▶ _Work to complete_: Copy out the lines of the records word for word, from the very first line through the line containing "race-name-text: anish-American bbox=[1344, 1254, 1532, 1283]", including both ends.

▶ _Records supplied_:
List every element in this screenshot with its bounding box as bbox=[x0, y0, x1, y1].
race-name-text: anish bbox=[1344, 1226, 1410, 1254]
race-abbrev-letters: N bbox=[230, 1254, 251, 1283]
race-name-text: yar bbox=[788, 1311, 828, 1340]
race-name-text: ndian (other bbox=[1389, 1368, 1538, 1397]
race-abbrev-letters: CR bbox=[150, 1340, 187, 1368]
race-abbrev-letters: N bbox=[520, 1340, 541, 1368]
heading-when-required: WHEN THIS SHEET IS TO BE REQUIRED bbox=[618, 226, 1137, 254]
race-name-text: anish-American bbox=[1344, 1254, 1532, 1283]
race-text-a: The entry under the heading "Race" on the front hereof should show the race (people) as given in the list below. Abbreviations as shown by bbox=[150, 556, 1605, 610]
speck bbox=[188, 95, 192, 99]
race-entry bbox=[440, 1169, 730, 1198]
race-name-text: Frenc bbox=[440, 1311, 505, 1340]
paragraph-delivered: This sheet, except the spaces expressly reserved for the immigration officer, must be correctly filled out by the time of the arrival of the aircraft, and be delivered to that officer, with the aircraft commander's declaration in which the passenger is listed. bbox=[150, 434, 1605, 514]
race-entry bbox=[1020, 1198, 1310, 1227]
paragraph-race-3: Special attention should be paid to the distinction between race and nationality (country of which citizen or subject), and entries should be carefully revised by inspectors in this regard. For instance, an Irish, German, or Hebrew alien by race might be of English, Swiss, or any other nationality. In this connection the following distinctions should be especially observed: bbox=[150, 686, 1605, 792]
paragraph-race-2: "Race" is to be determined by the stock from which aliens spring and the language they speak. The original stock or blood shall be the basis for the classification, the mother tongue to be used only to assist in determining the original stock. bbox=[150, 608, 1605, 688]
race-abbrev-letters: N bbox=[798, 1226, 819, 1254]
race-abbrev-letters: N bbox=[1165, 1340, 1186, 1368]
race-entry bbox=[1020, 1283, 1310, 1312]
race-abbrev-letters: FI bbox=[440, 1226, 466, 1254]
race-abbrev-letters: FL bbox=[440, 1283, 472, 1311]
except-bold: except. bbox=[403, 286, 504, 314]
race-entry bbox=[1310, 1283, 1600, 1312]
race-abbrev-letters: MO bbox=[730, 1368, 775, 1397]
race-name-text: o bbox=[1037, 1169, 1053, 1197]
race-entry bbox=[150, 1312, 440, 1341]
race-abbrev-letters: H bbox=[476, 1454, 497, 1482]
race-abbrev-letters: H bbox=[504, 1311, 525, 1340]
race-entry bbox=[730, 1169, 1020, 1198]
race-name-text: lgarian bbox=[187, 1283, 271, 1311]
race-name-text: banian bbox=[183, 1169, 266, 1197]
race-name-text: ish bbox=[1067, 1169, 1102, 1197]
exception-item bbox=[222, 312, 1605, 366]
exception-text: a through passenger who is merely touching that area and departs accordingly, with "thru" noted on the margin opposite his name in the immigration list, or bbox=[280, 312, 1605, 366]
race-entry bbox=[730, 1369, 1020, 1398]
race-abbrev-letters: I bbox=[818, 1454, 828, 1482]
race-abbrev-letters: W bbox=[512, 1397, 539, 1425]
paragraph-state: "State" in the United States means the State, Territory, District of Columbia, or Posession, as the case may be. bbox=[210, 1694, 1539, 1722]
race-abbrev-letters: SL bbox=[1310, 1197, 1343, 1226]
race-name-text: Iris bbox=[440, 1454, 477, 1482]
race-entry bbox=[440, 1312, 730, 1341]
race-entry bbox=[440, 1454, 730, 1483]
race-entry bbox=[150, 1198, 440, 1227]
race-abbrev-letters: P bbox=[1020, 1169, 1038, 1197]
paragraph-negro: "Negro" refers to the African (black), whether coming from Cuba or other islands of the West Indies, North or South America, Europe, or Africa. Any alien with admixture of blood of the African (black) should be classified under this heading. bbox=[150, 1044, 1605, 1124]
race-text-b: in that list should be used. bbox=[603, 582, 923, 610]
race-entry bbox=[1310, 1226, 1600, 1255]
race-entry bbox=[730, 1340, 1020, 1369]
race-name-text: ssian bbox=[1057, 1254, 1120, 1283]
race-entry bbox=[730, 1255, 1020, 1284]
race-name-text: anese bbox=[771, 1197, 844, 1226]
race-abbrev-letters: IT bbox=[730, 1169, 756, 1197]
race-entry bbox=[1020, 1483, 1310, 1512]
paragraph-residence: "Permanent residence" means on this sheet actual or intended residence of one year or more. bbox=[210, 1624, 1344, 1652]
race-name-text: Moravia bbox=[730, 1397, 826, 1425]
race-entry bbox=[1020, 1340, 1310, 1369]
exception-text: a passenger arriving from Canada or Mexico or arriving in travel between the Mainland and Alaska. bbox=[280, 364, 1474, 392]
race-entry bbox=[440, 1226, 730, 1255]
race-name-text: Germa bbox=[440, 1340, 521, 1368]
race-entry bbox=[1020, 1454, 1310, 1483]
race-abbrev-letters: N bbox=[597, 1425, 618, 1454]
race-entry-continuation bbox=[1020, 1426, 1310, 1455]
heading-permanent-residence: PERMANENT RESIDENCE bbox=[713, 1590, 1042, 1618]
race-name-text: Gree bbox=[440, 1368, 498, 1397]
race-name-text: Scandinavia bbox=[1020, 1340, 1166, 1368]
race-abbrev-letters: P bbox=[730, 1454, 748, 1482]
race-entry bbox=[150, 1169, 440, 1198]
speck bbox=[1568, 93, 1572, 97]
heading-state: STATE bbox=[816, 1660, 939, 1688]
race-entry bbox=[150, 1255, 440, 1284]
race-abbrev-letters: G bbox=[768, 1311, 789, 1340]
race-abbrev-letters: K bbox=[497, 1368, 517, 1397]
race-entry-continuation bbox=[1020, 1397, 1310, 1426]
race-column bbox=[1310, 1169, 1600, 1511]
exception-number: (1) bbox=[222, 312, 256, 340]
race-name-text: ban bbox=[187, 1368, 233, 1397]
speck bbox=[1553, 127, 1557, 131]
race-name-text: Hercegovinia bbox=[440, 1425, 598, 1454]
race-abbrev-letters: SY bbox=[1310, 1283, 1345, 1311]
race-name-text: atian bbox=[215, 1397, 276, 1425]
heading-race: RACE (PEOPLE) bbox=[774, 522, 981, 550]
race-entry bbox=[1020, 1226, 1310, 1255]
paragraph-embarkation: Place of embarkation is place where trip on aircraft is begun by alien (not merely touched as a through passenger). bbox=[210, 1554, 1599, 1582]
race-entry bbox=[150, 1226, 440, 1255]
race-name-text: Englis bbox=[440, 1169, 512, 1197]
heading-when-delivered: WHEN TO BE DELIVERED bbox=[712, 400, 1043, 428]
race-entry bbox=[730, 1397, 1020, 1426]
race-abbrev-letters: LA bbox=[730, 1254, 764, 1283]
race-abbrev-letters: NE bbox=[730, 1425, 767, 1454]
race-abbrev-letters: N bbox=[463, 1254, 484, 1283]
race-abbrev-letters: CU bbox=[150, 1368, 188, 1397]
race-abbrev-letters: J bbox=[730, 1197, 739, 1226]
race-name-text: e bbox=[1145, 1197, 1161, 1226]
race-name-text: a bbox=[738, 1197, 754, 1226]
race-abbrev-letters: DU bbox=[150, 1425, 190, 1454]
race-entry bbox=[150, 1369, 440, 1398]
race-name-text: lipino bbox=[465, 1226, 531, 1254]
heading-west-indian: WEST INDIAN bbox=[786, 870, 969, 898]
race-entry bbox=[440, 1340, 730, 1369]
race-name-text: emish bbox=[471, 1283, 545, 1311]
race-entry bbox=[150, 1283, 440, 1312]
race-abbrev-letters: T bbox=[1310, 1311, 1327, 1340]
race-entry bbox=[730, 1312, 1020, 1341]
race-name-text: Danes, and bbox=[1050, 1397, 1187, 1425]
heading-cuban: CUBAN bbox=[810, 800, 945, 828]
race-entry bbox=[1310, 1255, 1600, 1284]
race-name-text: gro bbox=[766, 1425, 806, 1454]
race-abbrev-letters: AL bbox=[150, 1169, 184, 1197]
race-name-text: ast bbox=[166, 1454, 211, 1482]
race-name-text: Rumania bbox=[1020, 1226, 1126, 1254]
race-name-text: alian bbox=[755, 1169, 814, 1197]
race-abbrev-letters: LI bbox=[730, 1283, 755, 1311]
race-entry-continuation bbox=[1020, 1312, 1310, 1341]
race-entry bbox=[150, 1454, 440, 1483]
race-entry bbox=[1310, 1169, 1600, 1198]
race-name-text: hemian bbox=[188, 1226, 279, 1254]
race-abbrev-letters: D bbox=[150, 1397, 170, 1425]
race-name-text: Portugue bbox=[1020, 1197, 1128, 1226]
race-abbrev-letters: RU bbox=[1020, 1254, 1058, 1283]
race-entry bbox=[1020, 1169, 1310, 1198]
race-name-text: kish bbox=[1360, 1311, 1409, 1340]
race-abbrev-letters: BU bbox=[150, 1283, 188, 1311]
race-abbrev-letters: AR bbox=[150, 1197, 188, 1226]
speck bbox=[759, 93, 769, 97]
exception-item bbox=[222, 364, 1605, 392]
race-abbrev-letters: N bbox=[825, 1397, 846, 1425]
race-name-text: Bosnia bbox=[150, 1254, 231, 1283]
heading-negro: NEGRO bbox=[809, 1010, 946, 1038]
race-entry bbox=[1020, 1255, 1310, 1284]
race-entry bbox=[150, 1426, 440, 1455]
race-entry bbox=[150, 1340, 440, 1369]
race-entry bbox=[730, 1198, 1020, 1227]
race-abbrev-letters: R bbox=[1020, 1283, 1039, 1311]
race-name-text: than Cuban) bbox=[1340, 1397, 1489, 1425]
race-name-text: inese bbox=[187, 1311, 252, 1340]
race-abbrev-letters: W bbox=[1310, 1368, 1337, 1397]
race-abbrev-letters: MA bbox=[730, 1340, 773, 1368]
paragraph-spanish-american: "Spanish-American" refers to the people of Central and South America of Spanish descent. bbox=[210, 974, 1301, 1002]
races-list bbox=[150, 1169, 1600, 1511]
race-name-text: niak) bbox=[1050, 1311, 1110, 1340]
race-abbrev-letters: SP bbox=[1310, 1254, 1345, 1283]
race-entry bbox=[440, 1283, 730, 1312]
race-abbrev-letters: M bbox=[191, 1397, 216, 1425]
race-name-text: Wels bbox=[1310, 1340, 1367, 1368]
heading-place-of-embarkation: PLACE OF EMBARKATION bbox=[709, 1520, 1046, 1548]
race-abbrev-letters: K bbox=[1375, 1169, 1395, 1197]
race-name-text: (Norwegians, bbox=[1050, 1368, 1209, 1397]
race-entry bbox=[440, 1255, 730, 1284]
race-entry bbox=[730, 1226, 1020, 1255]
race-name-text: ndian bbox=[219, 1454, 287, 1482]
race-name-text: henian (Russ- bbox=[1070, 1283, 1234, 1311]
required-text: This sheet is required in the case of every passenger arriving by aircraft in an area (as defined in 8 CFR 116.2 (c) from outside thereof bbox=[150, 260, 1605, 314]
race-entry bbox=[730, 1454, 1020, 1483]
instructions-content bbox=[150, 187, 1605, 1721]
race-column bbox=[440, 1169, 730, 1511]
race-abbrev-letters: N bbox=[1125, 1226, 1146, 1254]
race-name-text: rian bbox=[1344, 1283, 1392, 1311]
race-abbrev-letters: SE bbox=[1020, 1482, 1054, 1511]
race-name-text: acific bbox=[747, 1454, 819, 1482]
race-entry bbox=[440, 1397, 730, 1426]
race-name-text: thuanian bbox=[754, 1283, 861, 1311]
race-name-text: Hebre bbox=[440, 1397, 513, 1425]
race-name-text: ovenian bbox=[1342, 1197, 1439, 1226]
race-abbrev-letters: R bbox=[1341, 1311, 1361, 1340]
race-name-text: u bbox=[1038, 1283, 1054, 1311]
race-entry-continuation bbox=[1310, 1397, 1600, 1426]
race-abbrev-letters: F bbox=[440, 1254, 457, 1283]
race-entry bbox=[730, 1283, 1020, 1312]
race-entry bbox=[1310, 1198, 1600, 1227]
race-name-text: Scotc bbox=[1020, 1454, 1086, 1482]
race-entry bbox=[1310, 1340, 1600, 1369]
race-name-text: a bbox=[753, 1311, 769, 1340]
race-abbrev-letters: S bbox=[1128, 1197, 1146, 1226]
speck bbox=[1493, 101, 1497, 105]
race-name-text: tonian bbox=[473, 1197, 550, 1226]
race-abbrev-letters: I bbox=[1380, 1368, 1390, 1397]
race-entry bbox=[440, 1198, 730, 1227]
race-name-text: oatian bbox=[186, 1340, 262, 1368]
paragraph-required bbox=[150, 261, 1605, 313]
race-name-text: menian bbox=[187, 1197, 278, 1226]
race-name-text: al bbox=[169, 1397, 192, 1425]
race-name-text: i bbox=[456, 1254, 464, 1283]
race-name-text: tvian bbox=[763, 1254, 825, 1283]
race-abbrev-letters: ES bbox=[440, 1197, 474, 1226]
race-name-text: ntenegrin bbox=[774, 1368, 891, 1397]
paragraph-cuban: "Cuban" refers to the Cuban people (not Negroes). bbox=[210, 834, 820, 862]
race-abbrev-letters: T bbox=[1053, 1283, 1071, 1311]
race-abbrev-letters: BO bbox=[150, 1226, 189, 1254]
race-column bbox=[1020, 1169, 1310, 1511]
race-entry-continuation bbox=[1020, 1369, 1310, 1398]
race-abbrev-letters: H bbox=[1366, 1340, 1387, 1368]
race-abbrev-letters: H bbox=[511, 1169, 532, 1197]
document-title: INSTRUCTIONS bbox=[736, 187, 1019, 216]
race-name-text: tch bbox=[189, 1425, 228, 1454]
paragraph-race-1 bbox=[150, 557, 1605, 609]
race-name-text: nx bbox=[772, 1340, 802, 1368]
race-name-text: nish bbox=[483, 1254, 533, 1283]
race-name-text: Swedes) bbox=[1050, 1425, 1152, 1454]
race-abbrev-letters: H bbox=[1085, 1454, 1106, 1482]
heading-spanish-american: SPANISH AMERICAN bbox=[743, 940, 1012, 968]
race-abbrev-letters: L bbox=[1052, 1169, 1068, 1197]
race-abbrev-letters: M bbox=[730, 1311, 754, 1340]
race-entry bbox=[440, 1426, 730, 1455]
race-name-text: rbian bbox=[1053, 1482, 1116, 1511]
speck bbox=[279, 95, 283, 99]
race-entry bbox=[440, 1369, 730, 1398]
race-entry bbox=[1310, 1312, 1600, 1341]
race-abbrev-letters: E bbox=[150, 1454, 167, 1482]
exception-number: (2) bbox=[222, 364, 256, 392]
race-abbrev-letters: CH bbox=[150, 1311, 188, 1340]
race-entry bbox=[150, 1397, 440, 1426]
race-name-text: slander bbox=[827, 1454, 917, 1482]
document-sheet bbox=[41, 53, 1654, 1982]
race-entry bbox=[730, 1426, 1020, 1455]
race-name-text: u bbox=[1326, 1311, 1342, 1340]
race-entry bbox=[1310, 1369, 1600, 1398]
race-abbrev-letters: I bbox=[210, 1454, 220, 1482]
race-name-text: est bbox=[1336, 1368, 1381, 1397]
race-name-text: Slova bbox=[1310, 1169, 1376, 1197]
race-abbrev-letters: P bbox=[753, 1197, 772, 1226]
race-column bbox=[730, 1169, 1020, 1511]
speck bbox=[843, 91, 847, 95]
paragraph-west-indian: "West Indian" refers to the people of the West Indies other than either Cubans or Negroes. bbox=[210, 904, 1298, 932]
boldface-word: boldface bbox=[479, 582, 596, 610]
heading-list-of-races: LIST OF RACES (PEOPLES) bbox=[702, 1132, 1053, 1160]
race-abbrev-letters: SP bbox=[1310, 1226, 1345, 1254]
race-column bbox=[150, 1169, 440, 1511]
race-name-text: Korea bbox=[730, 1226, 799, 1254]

▶ _Complete answer_:
List every element in this screenshot with its bounding box as bbox=[x0, y0, x1, y1].
race-name-text: anish bbox=[1344, 1226, 1410, 1254]
race-abbrev-letters: N bbox=[230, 1254, 251, 1283]
race-name-text: yar bbox=[788, 1311, 828, 1340]
race-name-text: ndian (other bbox=[1389, 1368, 1538, 1397]
race-abbrev-letters: CR bbox=[150, 1340, 187, 1368]
race-abbrev-letters: N bbox=[520, 1340, 541, 1368]
heading-when-required: WHEN THIS SHEET IS TO BE REQUIRED bbox=[618, 226, 1137, 254]
race-name-text: anish-American bbox=[1344, 1254, 1532, 1283]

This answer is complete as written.